#### Data supplied
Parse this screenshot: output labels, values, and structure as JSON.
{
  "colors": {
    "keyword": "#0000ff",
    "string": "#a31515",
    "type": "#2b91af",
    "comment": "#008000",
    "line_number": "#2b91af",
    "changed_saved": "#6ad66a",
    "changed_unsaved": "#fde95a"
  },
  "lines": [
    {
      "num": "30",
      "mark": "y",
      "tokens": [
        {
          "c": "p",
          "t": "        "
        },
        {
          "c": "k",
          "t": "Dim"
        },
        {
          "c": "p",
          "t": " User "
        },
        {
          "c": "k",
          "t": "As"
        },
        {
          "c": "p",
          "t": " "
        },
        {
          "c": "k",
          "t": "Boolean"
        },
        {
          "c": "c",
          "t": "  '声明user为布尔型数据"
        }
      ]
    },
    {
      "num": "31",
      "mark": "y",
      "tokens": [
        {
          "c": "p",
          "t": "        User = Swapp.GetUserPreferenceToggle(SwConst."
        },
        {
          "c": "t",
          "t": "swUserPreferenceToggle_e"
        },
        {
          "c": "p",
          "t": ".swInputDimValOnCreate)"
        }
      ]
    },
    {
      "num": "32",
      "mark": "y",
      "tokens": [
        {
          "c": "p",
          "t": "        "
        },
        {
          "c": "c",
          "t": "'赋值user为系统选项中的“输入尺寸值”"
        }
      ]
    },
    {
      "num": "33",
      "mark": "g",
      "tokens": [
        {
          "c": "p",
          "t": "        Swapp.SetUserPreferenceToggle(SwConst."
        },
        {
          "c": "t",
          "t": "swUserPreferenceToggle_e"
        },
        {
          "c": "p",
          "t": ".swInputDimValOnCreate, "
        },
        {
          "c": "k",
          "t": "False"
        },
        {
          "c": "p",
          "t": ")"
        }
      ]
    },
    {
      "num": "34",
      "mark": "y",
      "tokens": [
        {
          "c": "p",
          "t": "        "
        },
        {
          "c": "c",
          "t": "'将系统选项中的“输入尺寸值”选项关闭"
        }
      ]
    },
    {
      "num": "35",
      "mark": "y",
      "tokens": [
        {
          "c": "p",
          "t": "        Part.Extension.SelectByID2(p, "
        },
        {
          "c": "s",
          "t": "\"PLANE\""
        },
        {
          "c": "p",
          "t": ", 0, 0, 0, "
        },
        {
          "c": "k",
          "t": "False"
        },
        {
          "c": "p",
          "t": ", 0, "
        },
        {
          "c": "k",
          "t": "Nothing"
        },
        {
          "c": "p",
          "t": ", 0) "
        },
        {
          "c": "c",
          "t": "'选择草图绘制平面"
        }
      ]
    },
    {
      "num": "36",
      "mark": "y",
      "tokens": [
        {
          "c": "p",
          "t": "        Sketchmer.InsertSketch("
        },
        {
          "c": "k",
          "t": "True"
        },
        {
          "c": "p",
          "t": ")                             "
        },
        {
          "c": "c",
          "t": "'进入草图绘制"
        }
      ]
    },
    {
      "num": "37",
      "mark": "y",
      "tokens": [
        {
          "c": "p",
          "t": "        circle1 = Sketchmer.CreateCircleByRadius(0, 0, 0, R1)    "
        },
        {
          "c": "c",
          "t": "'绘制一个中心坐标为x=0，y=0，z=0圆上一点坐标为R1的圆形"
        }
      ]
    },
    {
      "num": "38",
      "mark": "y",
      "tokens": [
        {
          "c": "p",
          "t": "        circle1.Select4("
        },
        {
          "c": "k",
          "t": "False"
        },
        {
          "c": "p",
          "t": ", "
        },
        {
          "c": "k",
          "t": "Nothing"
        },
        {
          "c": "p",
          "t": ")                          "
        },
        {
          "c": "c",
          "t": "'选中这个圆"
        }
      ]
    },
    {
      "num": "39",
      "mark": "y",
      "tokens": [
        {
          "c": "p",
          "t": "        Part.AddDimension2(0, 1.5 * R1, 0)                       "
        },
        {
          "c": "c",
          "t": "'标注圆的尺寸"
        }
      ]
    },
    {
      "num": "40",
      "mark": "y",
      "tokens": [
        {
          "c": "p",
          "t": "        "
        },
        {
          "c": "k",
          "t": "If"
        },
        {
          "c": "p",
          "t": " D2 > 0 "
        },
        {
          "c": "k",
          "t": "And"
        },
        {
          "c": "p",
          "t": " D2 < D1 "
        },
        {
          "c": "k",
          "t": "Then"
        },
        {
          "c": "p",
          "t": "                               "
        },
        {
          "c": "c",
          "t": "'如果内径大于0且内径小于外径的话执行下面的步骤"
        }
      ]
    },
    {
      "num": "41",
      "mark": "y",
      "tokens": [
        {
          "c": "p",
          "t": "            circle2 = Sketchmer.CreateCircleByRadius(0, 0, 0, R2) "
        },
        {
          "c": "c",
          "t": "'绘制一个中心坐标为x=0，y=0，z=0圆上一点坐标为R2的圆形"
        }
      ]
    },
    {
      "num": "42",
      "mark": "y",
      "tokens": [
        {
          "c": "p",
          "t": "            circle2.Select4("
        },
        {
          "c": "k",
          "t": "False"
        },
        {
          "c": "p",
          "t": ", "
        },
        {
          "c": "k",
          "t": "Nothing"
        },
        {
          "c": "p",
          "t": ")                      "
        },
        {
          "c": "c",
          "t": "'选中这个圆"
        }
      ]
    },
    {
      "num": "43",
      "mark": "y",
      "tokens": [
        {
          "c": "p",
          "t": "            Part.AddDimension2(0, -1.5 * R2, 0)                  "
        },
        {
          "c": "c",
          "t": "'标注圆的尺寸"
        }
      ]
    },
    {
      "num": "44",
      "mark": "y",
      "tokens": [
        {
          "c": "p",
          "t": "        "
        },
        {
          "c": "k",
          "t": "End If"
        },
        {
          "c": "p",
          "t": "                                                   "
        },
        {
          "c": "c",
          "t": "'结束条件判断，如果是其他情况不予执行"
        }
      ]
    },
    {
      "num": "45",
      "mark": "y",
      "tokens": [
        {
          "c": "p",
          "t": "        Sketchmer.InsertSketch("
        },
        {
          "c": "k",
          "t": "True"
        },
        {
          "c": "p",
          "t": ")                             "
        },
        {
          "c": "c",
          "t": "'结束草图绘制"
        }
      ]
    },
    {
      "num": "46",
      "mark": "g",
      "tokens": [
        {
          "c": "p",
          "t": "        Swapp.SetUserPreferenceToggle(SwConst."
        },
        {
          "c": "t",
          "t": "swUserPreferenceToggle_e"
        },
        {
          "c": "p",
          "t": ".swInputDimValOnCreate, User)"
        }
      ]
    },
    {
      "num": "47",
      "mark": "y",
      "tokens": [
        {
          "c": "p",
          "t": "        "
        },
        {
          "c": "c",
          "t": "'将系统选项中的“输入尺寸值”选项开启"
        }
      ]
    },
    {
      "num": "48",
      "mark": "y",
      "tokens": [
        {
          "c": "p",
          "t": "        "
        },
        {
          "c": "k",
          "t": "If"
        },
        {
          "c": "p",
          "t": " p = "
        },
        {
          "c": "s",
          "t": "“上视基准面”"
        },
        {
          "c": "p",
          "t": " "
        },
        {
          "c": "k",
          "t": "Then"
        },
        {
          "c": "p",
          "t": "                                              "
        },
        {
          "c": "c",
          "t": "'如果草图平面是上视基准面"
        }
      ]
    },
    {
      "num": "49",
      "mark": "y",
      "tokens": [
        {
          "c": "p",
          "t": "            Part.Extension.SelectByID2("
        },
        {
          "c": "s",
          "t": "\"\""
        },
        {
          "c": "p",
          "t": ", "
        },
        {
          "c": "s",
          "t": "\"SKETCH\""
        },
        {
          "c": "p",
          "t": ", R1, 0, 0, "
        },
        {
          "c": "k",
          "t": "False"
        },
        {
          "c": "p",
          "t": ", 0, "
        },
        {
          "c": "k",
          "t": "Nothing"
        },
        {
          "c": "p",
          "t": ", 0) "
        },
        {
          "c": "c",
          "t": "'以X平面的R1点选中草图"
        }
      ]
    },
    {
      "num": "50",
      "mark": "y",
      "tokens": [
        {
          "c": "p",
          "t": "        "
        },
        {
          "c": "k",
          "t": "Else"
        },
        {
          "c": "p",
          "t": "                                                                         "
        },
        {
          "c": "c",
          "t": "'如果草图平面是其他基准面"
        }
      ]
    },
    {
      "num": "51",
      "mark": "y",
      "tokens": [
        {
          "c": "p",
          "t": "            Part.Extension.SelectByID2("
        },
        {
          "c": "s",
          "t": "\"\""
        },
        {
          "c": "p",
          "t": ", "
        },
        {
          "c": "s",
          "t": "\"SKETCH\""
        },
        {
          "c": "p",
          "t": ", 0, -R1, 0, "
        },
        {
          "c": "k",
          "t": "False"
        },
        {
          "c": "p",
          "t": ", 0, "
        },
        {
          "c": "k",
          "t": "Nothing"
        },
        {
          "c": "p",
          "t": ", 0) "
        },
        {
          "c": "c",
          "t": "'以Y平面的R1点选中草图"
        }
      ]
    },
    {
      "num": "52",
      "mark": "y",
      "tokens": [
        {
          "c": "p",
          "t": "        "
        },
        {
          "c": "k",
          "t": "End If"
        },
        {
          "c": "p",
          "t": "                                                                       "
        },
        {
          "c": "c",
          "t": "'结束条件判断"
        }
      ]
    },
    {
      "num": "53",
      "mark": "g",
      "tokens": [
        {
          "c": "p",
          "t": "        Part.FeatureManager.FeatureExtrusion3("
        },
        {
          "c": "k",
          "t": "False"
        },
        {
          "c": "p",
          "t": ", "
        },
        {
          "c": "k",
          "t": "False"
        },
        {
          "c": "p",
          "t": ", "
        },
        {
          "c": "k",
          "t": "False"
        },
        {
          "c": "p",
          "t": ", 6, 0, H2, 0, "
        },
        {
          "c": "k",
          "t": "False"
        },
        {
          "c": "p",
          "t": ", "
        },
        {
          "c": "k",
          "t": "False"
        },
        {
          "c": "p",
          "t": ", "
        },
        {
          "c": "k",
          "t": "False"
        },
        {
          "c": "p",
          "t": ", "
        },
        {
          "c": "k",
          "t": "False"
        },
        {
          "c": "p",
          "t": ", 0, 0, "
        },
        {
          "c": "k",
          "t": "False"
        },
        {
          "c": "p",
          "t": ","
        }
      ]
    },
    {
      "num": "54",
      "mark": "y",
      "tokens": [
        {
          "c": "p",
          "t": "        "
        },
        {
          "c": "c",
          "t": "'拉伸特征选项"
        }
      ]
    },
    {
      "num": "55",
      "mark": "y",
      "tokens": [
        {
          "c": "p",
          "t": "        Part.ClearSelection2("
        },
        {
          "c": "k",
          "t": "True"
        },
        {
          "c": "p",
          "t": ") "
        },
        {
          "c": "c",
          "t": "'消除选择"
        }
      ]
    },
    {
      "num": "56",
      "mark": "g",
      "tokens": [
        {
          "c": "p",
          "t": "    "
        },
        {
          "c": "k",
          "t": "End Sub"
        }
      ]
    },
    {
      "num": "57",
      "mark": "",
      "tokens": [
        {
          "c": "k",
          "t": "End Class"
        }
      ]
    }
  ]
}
########
:: Goal ::
Show the lines of the records that contain the word "Part".

:: Exercise answer ::
          "t": "        Part.Extension.SelectByID2(p, "
          "t": "        Part.AddDimension2(0, 1.5 * R1, 0)                       "
          "t": "            Part.AddDimension2(0, -1.5 * R2, 0)                  "
          "t": "            Part.Extension.SelectByID2("
          "t": "            Part.Extension.SelectByID2("
          "t": "        Part.FeatureManager.FeatureExtrusion3("
          "t": "        Part.ClearSelection2("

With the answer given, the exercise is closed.